* _What you will do_
Pick out all lines of the entries that include the word "chocolat" and copy them.

* _Task data_
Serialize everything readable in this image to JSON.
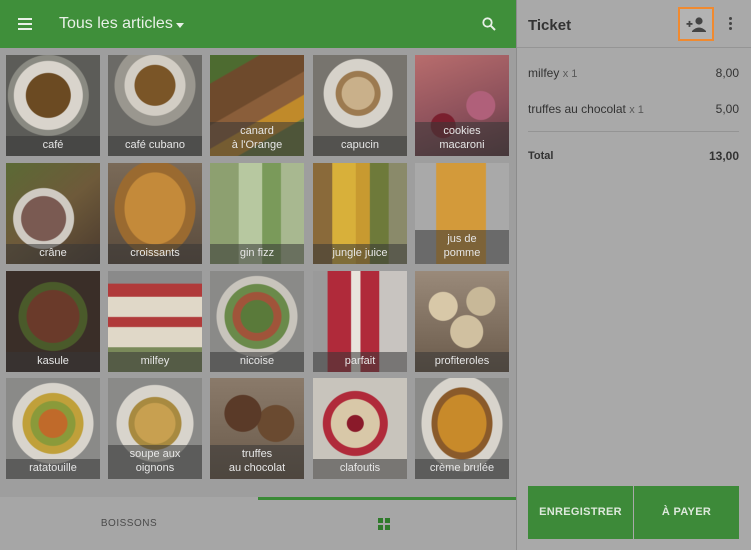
{
  "header": {
    "category_title": "Tous les articles"
  },
  "items": [
    {
      "label": "café"
    },
    {
      "label": "café cubano"
    },
    {
      "label": "canard\nà l'Orange"
    },
    {
      "label": "capucin"
    },
    {
      "label": "cookies\nmacaroni"
    },
    {
      "label": "crâne"
    },
    {
      "label": "croissants"
    },
    {
      "label": "gin fizz"
    },
    {
      "label": "jungle juice"
    },
    {
      "label": "jus de\npomme"
    },
    {
      "label": "kasule"
    },
    {
      "label": "milfey"
    },
    {
      "label": "nicoise"
    },
    {
      "label": "parfait"
    },
    {
      "label": "profiteroles"
    },
    {
      "label": "ratatouille"
    },
    {
      "label": "soupe aux\noignons"
    },
    {
      "label": "truffes\nau chocolat"
    },
    {
      "label": "clafoutis"
    },
    {
      "label": "crème brulée"
    }
  ],
  "bottom_tabs": {
    "drinks": "BOISSONS"
  },
  "ticket": {
    "title": "Ticket",
    "lines": [
      {
        "name": "milfey",
        "qty": "x 1",
        "amount": "8,00"
      },
      {
        "name": "truffes au chocolat",
        "qty": "x 1",
        "amount": "5,00"
      }
    ],
    "total_label": "Total",
    "total_amount": "13,00",
    "save_label": "ENREGISTRER",
    "pay_label": "À PAYER"
  },
  "colors": {
    "primary": "#3f8f3a",
    "highlight": "#f08a30"
  }
}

* _Finished answer_
      "label": "truffes\nau chocolat"
        "name": "truffes au chocolat",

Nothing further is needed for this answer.